Locate the string "errors" throughout the material and copy every line in which it occurs.

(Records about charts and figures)

====

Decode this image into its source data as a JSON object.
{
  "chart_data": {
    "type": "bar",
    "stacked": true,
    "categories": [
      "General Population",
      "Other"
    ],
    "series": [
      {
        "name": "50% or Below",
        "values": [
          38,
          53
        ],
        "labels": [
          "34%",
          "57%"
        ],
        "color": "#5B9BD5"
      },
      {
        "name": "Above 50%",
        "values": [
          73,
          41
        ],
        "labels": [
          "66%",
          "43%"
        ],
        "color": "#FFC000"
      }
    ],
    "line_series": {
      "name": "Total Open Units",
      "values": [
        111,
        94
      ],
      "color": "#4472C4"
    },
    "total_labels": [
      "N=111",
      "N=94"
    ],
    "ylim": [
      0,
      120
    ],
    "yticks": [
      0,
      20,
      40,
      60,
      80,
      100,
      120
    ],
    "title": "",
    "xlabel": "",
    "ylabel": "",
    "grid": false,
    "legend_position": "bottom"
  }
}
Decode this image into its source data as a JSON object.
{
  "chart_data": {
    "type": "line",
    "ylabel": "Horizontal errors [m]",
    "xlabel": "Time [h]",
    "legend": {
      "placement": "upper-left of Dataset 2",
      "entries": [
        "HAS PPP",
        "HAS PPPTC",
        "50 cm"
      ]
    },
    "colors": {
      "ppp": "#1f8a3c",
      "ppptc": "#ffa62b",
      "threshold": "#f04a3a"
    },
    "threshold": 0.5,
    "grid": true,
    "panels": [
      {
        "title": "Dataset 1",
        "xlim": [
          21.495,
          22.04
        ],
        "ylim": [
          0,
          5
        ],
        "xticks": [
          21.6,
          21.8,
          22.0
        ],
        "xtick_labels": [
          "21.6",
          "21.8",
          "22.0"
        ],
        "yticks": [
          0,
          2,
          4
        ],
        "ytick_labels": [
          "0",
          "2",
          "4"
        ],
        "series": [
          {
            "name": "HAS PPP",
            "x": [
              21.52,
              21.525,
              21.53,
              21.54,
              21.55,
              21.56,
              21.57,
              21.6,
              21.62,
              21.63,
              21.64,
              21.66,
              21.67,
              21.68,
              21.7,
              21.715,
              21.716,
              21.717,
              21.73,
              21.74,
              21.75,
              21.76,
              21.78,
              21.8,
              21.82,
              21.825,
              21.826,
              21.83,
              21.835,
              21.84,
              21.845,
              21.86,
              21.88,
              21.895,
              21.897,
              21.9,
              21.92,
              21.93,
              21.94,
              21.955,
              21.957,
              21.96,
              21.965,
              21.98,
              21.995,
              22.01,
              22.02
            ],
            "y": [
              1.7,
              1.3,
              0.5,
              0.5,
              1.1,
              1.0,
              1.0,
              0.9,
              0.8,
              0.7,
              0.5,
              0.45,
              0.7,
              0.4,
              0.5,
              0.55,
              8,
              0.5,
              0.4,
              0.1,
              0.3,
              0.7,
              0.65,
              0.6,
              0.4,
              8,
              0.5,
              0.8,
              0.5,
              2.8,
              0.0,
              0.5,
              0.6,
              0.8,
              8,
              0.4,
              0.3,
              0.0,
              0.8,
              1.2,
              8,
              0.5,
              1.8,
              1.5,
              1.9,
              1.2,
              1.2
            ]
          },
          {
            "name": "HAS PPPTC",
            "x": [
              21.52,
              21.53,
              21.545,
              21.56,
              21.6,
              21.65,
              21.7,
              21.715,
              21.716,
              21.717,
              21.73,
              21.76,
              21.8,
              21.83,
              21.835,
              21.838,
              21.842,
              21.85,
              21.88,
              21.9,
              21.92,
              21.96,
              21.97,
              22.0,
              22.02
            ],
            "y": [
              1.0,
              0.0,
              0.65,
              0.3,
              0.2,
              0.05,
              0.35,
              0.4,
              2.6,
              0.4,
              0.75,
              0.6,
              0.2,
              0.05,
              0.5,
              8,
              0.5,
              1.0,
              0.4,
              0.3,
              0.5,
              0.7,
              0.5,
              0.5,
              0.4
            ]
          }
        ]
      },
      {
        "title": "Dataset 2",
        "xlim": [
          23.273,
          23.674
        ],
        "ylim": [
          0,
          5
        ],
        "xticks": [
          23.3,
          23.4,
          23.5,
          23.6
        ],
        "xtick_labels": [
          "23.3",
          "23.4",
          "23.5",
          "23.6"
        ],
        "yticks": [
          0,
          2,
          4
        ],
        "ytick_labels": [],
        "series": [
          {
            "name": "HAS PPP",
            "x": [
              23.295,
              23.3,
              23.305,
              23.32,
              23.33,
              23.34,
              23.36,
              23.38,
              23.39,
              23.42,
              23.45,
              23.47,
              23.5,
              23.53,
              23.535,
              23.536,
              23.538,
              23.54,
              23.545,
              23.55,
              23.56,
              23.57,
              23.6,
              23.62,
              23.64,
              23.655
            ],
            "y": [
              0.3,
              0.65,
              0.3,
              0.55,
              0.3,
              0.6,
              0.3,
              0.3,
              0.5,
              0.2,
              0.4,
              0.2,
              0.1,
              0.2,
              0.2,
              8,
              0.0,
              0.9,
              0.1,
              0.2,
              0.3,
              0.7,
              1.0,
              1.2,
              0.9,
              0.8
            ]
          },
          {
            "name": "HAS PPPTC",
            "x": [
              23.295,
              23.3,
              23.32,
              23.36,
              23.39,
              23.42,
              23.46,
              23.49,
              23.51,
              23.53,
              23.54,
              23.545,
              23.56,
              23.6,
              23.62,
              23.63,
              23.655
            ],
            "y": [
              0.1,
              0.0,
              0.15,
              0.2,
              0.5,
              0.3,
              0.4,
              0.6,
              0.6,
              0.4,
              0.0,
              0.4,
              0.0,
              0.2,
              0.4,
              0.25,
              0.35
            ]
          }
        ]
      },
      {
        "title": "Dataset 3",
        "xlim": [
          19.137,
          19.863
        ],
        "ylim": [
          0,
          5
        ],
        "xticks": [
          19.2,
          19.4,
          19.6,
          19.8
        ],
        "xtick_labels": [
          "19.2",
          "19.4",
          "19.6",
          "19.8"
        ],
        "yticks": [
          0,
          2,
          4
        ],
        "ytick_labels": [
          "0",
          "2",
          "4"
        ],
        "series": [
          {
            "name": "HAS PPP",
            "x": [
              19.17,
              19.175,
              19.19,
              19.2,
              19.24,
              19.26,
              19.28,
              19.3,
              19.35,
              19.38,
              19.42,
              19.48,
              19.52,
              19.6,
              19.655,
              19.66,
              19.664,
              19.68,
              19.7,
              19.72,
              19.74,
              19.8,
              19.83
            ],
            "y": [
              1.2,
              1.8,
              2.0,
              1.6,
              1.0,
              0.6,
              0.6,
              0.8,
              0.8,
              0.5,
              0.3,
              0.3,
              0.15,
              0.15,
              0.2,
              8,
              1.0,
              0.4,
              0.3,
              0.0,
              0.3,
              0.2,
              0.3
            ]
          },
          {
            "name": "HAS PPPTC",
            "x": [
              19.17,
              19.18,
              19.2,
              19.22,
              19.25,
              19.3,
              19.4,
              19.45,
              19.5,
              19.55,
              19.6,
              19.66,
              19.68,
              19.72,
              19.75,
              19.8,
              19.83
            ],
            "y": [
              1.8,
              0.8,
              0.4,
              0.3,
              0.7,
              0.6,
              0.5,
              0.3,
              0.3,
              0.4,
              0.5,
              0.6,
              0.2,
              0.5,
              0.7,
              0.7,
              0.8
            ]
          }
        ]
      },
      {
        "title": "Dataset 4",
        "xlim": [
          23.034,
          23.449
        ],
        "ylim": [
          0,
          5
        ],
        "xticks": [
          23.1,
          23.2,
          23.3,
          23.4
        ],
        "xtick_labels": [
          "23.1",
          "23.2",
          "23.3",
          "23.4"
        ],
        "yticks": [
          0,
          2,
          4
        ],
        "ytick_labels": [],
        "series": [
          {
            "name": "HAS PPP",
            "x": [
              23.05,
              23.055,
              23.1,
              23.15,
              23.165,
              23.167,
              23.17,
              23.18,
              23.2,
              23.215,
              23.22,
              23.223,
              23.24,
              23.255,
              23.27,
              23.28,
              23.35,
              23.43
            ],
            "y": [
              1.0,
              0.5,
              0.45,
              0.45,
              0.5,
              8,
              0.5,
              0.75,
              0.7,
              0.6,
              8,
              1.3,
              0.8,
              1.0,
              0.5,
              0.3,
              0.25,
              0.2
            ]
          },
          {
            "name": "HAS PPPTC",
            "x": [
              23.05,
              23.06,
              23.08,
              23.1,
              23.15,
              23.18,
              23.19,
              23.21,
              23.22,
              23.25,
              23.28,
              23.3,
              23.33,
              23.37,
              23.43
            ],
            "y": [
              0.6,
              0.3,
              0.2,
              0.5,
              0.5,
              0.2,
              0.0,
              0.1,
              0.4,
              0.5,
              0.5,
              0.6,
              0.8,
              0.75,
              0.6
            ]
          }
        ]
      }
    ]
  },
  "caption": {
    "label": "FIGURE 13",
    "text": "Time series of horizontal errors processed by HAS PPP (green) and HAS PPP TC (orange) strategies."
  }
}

====

▸ TASK RESPONSE
    "ylabel": "Horizontal errors [m]",
    "text": "Time series of horizontal errors processed by HAS PPP (green) and HAS PPP TC (orange) strategies."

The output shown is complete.